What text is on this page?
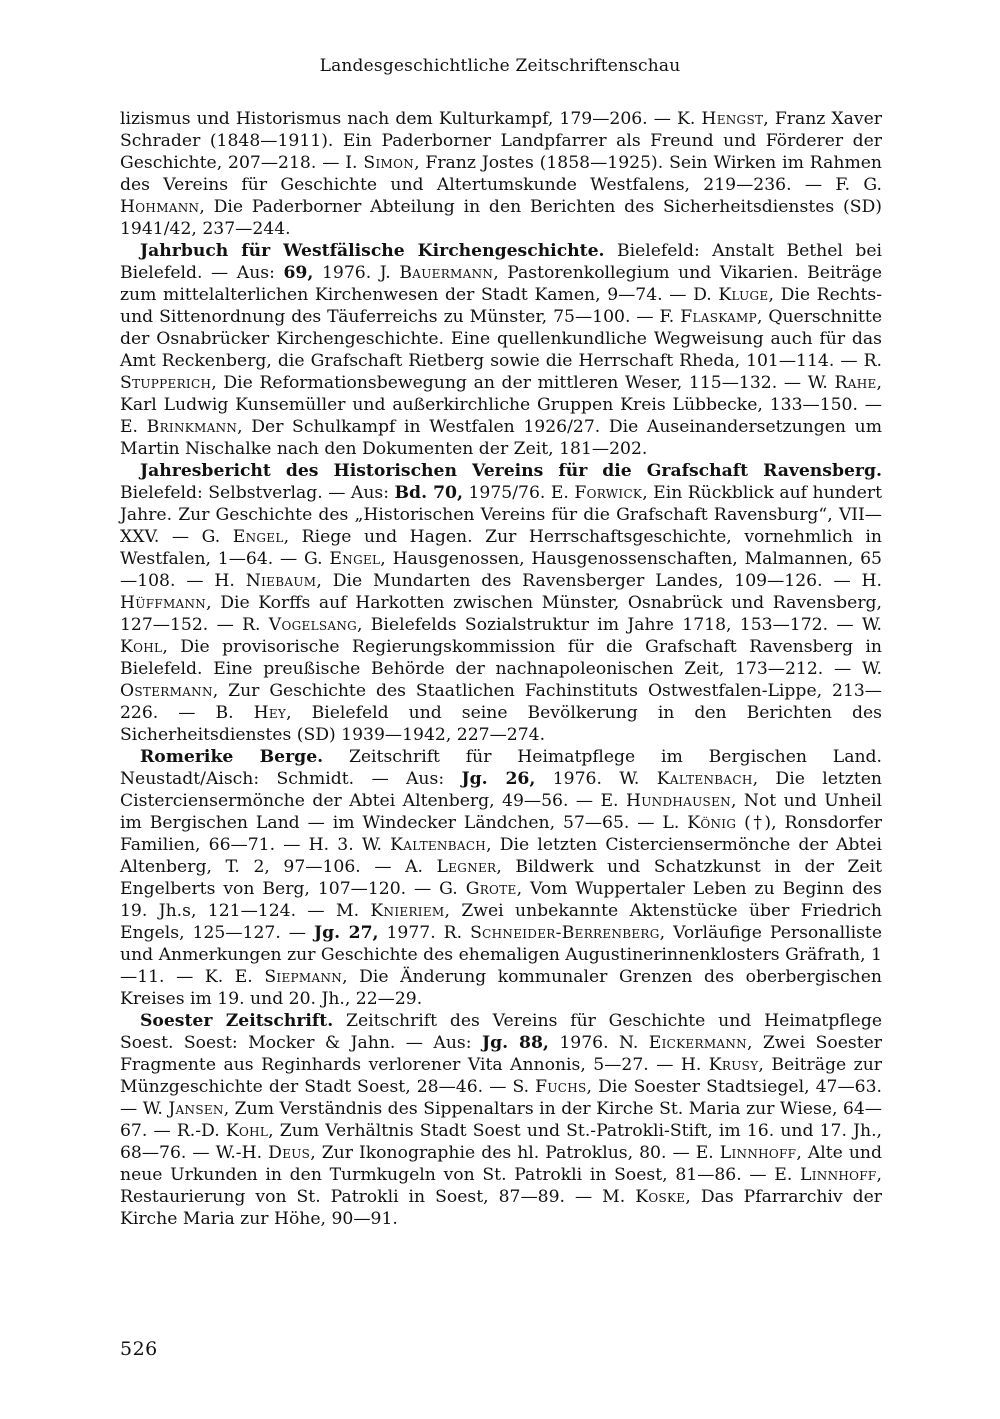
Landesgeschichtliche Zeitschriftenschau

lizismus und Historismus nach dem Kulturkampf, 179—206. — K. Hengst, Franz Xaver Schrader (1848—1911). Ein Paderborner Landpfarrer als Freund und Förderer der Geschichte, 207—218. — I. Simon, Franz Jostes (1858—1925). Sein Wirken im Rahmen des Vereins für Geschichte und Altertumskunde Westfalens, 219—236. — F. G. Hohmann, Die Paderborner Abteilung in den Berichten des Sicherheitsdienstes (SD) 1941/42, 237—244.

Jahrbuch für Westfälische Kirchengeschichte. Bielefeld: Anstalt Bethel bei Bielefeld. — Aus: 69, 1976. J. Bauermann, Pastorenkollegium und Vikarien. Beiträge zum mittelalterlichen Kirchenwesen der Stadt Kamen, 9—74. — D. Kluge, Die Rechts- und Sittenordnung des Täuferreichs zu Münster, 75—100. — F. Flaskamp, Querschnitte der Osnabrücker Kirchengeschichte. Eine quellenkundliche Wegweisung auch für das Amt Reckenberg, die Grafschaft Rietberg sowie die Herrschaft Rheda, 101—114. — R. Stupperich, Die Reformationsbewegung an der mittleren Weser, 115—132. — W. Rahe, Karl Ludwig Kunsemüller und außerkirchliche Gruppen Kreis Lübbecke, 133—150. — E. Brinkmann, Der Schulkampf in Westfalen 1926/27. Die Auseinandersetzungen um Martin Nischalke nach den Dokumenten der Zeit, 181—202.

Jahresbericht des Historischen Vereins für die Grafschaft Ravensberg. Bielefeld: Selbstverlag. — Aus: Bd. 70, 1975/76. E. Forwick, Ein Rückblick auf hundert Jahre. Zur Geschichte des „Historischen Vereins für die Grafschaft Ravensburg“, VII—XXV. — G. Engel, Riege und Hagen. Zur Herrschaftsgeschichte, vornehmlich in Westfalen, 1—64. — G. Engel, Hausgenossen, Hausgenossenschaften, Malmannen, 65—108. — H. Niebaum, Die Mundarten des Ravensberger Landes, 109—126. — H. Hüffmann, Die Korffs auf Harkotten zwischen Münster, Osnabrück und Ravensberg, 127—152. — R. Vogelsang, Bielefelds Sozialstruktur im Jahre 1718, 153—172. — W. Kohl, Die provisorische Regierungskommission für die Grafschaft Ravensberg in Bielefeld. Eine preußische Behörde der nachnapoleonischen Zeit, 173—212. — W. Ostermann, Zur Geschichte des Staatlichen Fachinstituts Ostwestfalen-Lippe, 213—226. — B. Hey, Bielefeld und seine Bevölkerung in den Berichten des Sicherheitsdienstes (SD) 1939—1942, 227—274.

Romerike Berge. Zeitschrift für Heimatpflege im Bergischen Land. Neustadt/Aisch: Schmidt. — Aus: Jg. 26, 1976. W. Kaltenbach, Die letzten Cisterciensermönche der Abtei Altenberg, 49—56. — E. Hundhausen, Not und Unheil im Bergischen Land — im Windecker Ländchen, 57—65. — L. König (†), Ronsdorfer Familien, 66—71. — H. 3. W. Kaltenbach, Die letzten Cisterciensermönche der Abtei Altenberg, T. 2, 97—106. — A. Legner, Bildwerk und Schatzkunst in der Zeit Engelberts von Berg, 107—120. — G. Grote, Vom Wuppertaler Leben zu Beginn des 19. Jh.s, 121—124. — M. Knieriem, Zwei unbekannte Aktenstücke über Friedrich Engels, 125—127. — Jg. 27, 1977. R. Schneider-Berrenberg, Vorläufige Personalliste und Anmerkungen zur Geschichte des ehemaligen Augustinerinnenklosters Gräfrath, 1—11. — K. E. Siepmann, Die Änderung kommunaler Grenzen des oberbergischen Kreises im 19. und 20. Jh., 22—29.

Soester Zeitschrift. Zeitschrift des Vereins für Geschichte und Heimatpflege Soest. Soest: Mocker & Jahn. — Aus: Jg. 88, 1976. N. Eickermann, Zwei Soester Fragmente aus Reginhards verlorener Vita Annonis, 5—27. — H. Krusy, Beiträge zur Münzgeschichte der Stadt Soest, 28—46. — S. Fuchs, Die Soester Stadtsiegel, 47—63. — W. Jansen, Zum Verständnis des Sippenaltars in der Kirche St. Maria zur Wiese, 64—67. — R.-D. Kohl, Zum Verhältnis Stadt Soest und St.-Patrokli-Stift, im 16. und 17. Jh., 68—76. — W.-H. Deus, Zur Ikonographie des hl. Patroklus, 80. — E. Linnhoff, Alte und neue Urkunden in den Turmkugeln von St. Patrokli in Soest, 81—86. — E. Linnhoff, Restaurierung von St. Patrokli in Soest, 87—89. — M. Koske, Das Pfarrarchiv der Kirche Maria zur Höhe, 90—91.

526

--

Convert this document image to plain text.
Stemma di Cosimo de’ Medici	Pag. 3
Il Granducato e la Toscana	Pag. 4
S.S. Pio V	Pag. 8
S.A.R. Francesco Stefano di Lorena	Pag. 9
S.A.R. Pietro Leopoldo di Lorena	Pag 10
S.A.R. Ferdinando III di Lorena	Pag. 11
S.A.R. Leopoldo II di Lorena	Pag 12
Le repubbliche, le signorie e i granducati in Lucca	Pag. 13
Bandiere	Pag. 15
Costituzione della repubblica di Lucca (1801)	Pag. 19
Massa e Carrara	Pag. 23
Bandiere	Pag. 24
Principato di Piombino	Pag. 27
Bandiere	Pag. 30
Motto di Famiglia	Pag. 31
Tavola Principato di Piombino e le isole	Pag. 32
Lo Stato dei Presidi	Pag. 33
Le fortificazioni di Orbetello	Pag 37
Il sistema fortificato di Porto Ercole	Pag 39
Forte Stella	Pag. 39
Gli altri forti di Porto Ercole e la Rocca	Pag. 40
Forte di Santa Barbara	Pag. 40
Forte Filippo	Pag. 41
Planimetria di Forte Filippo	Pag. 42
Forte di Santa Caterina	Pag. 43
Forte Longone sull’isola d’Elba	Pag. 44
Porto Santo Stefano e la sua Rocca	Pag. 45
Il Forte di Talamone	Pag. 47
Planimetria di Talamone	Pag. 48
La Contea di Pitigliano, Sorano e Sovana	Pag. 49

§ Set exercise
Lines containing the string "Filippo" are to be selected and copied.

§ Response to the exercise
Forte Filippo	Pag. 41
Planimetria di Forte Filippo	Pag. 42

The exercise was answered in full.